++++ Provided material

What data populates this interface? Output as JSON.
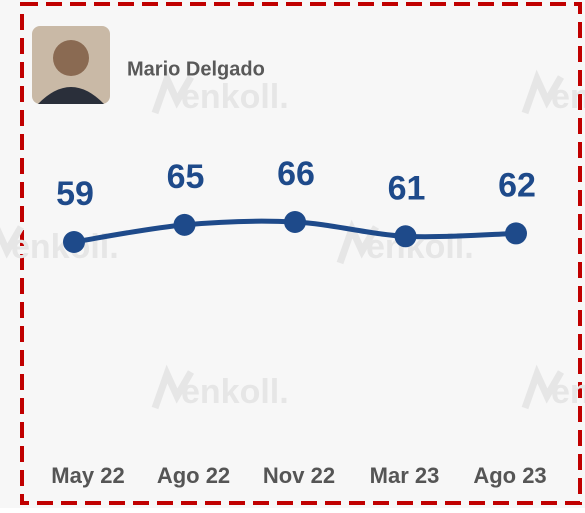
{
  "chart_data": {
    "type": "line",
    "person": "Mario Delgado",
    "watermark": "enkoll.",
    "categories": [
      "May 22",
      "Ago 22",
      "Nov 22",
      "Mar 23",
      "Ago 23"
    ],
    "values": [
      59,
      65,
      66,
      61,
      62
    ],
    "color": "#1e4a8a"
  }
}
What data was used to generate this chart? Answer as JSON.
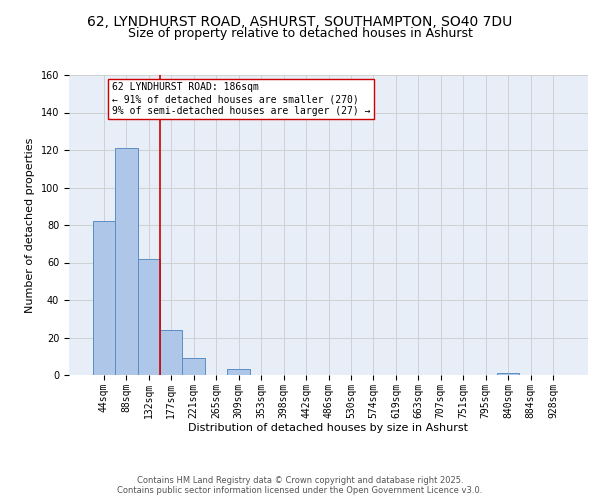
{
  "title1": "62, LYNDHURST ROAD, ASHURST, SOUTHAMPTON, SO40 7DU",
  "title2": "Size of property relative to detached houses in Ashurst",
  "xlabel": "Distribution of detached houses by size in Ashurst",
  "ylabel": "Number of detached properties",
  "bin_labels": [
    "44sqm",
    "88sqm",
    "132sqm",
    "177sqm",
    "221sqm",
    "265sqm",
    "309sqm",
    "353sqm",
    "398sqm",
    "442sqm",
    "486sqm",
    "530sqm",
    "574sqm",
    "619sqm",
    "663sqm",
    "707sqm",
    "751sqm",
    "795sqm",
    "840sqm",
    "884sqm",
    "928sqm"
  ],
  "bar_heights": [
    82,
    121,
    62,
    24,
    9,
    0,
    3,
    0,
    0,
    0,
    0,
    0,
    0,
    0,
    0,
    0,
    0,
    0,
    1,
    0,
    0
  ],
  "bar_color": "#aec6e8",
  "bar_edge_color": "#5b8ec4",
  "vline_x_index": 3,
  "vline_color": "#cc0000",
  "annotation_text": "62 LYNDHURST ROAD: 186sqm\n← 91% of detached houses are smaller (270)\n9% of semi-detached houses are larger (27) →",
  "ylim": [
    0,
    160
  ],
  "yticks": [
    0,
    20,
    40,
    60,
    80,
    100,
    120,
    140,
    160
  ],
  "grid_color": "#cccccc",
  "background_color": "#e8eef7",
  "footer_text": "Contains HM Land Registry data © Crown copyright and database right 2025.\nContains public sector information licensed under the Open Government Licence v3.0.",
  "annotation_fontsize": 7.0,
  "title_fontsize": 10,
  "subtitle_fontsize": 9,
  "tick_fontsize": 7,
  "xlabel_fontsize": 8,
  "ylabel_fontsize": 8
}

++++++++
++++ Provided material

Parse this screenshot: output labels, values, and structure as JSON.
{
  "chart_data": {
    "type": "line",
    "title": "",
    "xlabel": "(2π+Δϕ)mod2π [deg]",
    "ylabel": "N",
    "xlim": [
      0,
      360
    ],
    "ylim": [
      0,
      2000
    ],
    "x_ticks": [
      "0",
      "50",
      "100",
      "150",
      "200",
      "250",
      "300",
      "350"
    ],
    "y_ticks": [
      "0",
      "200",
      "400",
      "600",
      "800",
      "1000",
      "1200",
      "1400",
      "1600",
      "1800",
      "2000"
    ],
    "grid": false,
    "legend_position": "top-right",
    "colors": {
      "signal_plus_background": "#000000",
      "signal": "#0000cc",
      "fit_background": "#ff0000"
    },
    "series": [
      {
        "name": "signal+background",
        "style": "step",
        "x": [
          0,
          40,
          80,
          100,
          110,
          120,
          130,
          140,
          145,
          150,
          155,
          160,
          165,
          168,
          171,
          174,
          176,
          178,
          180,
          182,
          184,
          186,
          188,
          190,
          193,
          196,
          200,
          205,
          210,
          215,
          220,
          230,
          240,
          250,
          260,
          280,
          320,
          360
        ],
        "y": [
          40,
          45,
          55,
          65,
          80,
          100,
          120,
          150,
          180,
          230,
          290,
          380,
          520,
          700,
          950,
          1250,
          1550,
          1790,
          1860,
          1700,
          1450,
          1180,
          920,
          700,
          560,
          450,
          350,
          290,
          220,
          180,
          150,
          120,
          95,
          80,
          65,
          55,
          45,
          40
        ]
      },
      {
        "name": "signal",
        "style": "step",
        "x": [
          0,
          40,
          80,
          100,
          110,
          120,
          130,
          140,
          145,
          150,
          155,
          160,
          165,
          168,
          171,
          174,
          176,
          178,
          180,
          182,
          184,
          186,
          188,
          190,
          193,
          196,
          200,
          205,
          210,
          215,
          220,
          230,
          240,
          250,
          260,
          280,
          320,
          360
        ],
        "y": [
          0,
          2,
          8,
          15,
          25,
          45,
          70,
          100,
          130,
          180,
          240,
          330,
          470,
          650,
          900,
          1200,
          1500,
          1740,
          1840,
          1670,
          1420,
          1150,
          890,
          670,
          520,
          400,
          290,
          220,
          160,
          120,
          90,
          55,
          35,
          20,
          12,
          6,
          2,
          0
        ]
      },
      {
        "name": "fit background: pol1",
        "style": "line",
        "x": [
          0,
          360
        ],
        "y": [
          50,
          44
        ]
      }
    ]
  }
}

++++++++
++++ Provided material

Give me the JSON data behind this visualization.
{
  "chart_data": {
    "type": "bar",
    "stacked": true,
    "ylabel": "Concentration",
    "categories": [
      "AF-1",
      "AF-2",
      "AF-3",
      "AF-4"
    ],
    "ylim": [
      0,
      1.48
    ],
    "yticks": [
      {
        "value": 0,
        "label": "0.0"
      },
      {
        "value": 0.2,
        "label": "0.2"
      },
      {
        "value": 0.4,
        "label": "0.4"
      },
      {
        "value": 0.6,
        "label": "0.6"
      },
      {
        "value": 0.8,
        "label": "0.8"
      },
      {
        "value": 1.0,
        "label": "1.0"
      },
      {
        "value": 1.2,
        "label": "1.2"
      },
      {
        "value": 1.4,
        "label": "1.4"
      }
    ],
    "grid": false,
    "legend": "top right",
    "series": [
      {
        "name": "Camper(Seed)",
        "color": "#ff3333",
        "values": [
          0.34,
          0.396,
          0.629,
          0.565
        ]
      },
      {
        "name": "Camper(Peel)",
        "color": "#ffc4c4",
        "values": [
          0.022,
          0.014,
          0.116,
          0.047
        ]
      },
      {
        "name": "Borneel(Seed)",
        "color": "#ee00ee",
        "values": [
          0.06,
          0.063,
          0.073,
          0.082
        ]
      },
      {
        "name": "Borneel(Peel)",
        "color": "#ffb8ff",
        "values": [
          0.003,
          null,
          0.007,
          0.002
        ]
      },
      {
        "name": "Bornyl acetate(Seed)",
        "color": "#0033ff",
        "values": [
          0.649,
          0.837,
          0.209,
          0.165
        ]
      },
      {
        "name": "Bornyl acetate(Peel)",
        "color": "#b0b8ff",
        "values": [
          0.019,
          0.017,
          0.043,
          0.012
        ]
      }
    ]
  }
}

++++++++

* [Work instructions]: Copy every line of the data that holds the string "ROAD".

* [Output of the exercise]:
  "title1": "62, LYNDHURST ROAD, ASHURST, SOUTHAMPTON, SO40 7DU",
  "annotation_text": "62 LYNDHURST ROAD: 186sqm\n← 91% of detached houses are smaller (270)\n9% of semi-detached houses are larger (27) →",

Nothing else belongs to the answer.